**What the task asks:** Return exactly the lines of the data below, from the one that contains "Parse this screenshot: output" through the final line, and leave out every picture.

::: Supplied information

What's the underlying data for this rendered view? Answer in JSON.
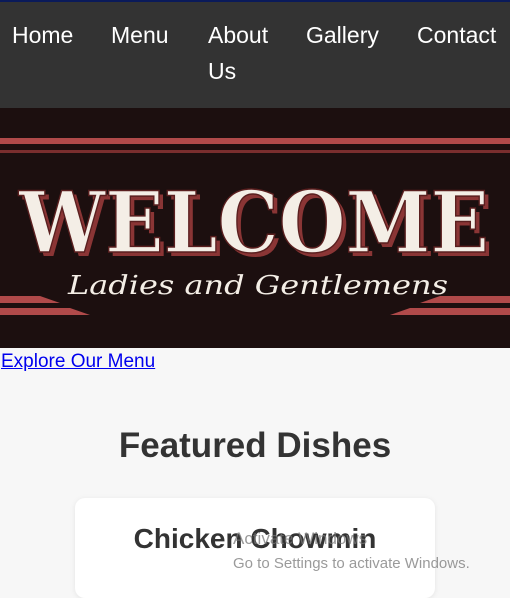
{
  "nav": {
    "items": [
      {
        "label": "Home"
      },
      {
        "label": "Menu"
      },
      {
        "label": "About Us"
      },
      {
        "label": "Gallery"
      },
      {
        "label": "Contact"
      }
    ]
  },
  "hero": {
    "title": "WELCOME",
    "subtitle": "Ladies and Gentlemens"
  },
  "cta": {
    "label": "Explore Our Menu"
  },
  "featured": {
    "heading": "Featured Dishes",
    "dishes": [
      {
        "name": "Chicken Chowmin"
      }
    ]
  },
  "watermark": {
    "title": "Activate Windows",
    "subtitle": "Go to Settings to activate Windows."
  },
  "colors": {
    "nav_background": "#333333",
    "hero_background": "#1c0f0f",
    "hero_accent": "#b04a4a",
    "link": "#0000ee"
  }
}
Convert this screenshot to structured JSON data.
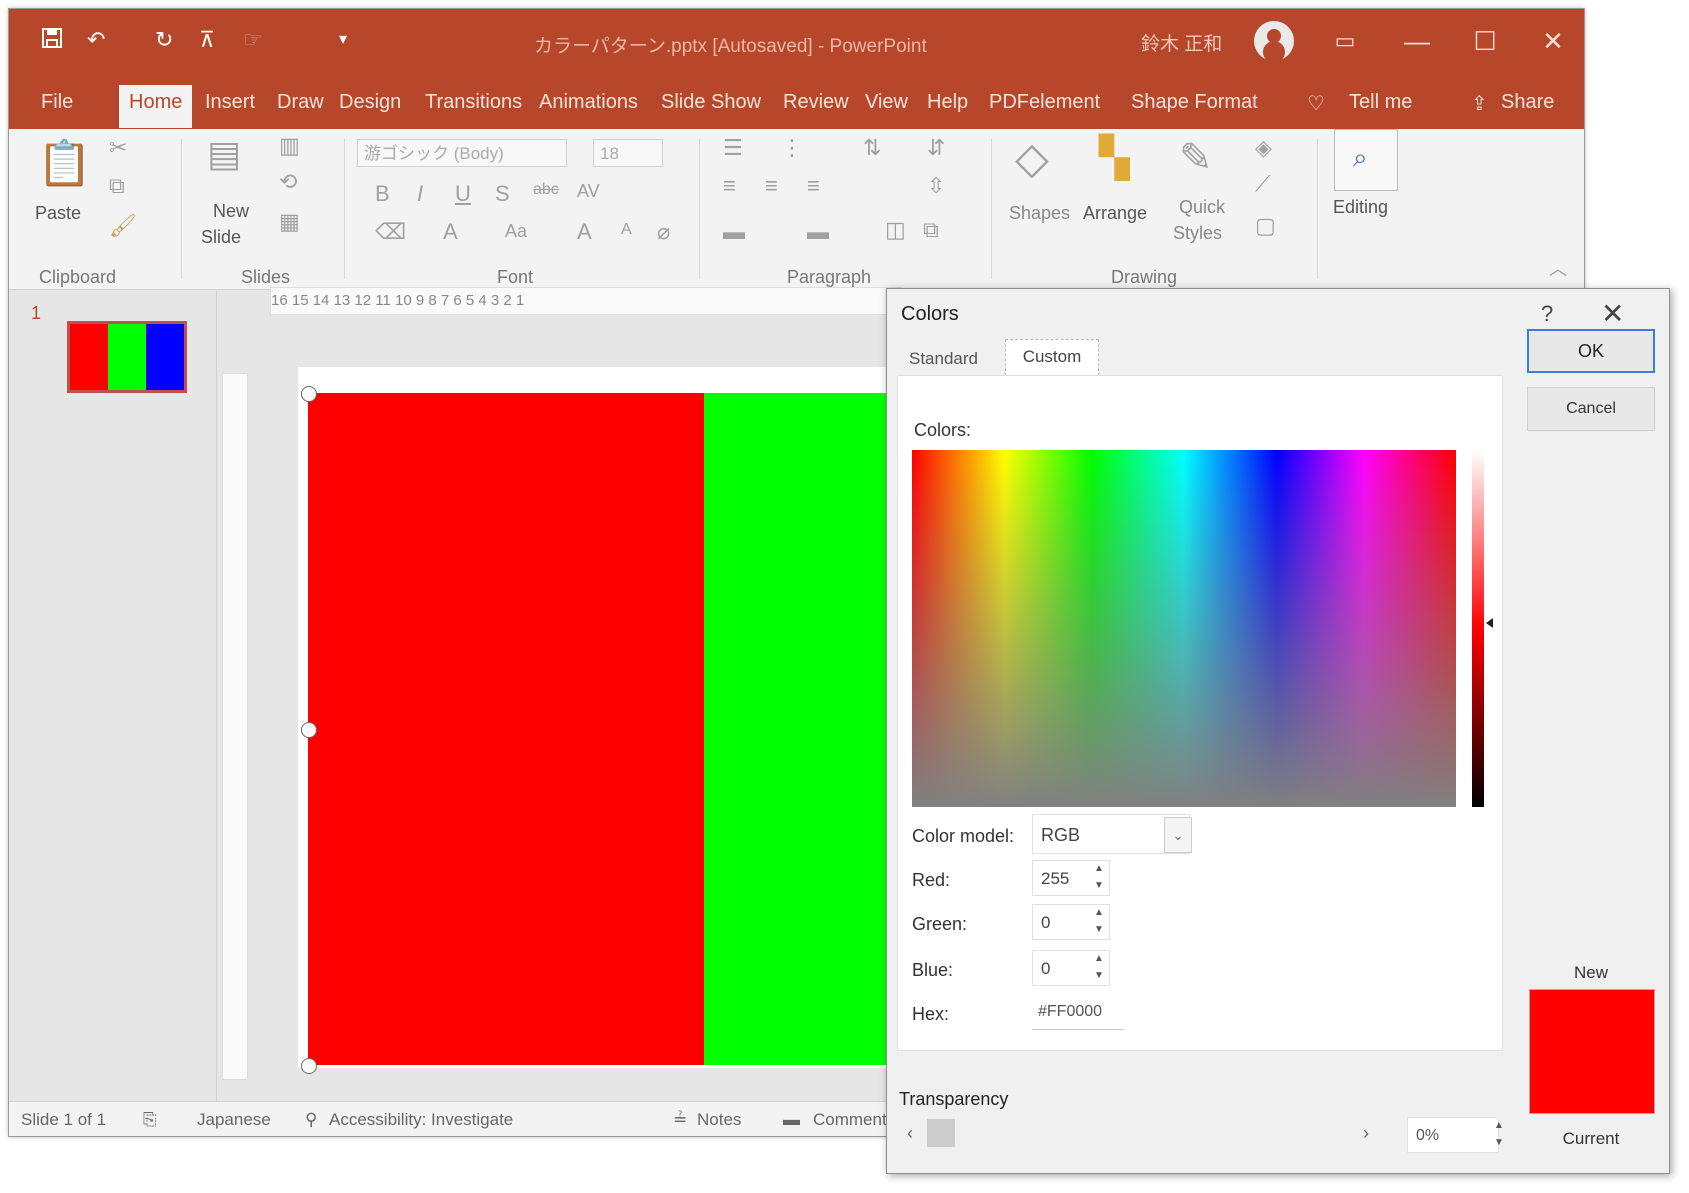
{
  "titlebar": {
    "document_title": "カラーパターン.pptx [Autosaved] - PowerPoint",
    "user_name": "鈴木 正和",
    "window_controls": [
      "ribbon-display-icon",
      "minimize-icon",
      "maximize-icon",
      "close-icon"
    ],
    "qat_icons": [
      "save-icon",
      "undo-icon",
      "redo-icon",
      "slideshow-icon",
      "customize-icon"
    ]
  },
  "tabs": [
    {
      "label": "File"
    },
    {
      "label": "Home"
    },
    {
      "label": "Insert"
    },
    {
      "label": "Draw"
    },
    {
      "label": "Design"
    },
    {
      "label": "Transitions"
    },
    {
      "label": "Animations"
    },
    {
      "label": "Slide Show"
    },
    {
      "label": "Review"
    },
    {
      "label": "View"
    },
    {
      "label": "Help"
    },
    {
      "label": "PDFelement"
    },
    {
      "label": "Shape Format"
    }
  ],
  "tell_me": "Tell me",
  "share": "Share",
  "ribbon": {
    "paste": "Paste",
    "new_slide_1": "New",
    "new_slide_2": "Slide",
    "font_name": "游ゴシック (Body)",
    "font_size": "18",
    "shapes": "Shapes",
    "arrange": "Arrange",
    "quick_styles_1": "Quick",
    "quick_styles_2": "Styles",
    "editing": "Editing",
    "groups": {
      "clipboard": "Clipboard",
      "slides": "Slides",
      "font": "Font",
      "paragraph": "Paragraph",
      "drawing": "Drawing"
    }
  },
  "slides_pane": {
    "slide_number": "1",
    "thumbnail_colors": [
      "#ff0000",
      "#00ff00",
      "#0000ff"
    ]
  },
  "ruler_text": "16 15 14 13 12 11 10 9 8 7 6 5 4 3 2 1",
  "status": {
    "slide_info": "Slide 1 of 1",
    "language": "Japanese",
    "accessibility": "Accessibility: Investigate",
    "notes": "Notes",
    "comments": "Comments"
  },
  "dialog": {
    "title": "Colors",
    "help": "?",
    "tabs": {
      "standard": "Standard",
      "custom": "Custom"
    },
    "colors_label": "Colors:",
    "color_model_label": "Color model:",
    "color_model_value": "RGB",
    "red_label": "Red:",
    "red_value": "255",
    "green_label": "Green:",
    "green_value": "0",
    "blue_label": "Blue:",
    "blue_value": "0",
    "hex_label": "Hex:",
    "hex_value": "#FF0000",
    "transparency_label": "Transparency",
    "transparency_value": "0%",
    "ok": "OK",
    "cancel": "Cancel",
    "new_label": "New",
    "current_label": "Current",
    "new_color": "#ff0000",
    "current_color": "#ff0000"
  },
  "colors": {
    "accent": "#b7472a",
    "shape_red": "#ff0000",
    "shape_green": "#00ff00"
  }
}
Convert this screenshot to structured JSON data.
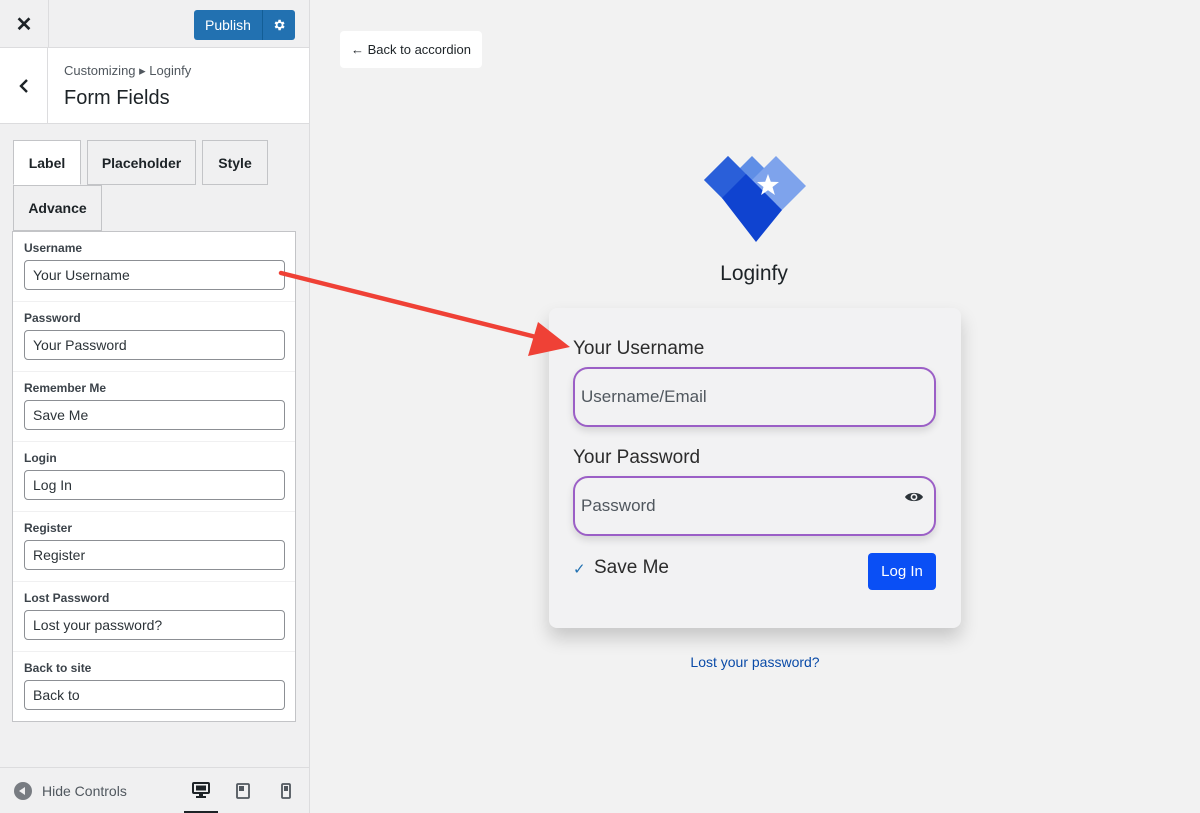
{
  "topbar": {
    "close_symbol": "✕",
    "publish_label": "Publish",
    "settings_icon": "gear-icon"
  },
  "section": {
    "breadcrumb": "Customizing ▸ Loginfy",
    "title": "Form Fields"
  },
  "tabs": [
    "Label",
    "Placeholder",
    "Style",
    "Advance"
  ],
  "fields": [
    {
      "label": "Username",
      "value": "Your Username"
    },
    {
      "label": "Password",
      "value": "Your Password"
    },
    {
      "label": "Remember Me",
      "value": "Save Me"
    },
    {
      "label": "Login",
      "value": "Log In"
    },
    {
      "label": "Register",
      "value": "Register"
    },
    {
      "label": "Lost Password",
      "value": "Lost your password?"
    },
    {
      "label": "Back to site",
      "value": "Back to"
    }
  ],
  "footer": {
    "hide_controls": "Hide Controls"
  },
  "preview": {
    "back_link": "← Back to accordion",
    "logo_text": "Loginfy",
    "username_label": "Your Username",
    "username_placeholder": "Username/Email",
    "password_label": "Your Password",
    "password_placeholder": "Password",
    "remember_label": "Save Me",
    "login_button": "Log In",
    "lost_password": "Lost your password?"
  },
  "colors": {
    "accent": "#2271b1",
    "login_button": "#0a4ff5",
    "input_border": "#9b5fc6",
    "annotation_arrow": "#ef4136"
  }
}
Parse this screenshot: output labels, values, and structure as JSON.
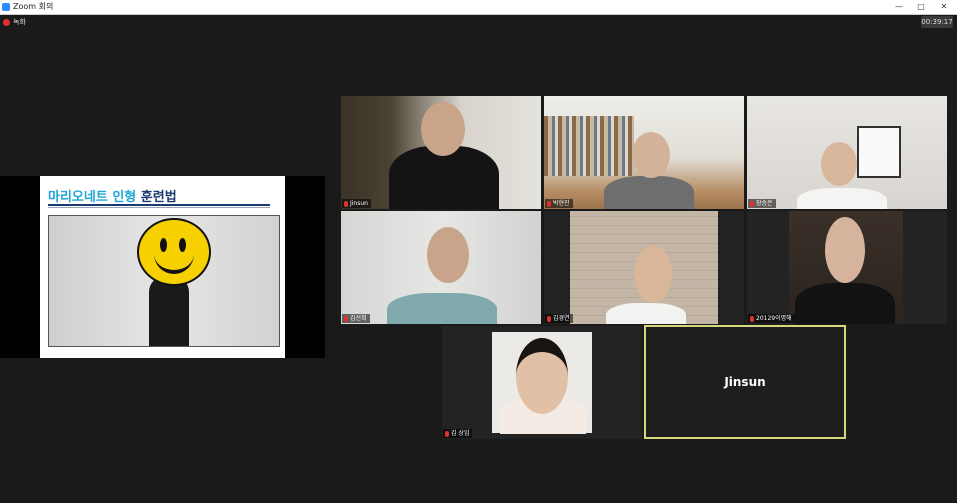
{
  "window": {
    "title": "Zoom 회의",
    "minimize": "—",
    "restore": "▢",
    "close": "✕"
  },
  "recording": {
    "label": "녹화"
  },
  "timer": "00:39:17",
  "shared_slide": {
    "title_part1": "마리오네트 인형",
    "title_part2": " 훈련법"
  },
  "participants": [
    {
      "name": "Jinsun"
    },
    {
      "name": "박현진"
    },
    {
      "name": "장승은"
    },
    {
      "name": "김선희"
    },
    {
      "name": "김경연"
    },
    {
      "name": "20129이명해"
    },
    {
      "name": "김 상임"
    }
  ],
  "active_speaker": {
    "name": "Jinsun"
  },
  "colors": {
    "accent": "#2d8cff",
    "active_border": "#d6d77a",
    "mute": "#e0312f"
  }
}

::::::

**Task solution:**
Parse this screenshot: output labels, values, and structure as JSON.
{
  "window": {
    "title": "Zoom 회의",
    "minimize": "—",
    "restore": "▢",
    "close": "✕"
  },
  "recording": {
    "label": "녹화"
  },
  "timer": "00:39:17",
  "shared_slide": {
    "title_part1": "마리오네트 인형",
    "title_part2": " 훈련법"
  },
  "participants": [
    {
      "name": "Jinsun"
    },
    {
      "name": "박현진"
    },
    {
      "name": "장승은"
    },
    {
      "name": "김선희"
    },
    {
      "name": "김경연"
    },
    {
      "name": "20129이명해"
    },
    {
      "name": "김 상임"
    }
  ],
  "active_speaker": {
    "name": "Jinsun"
  },
  "colors": {
    "accent": "#2d8cff",
    "active_border": "#d6d77a",
    "mute": "#e0312f"
  }
}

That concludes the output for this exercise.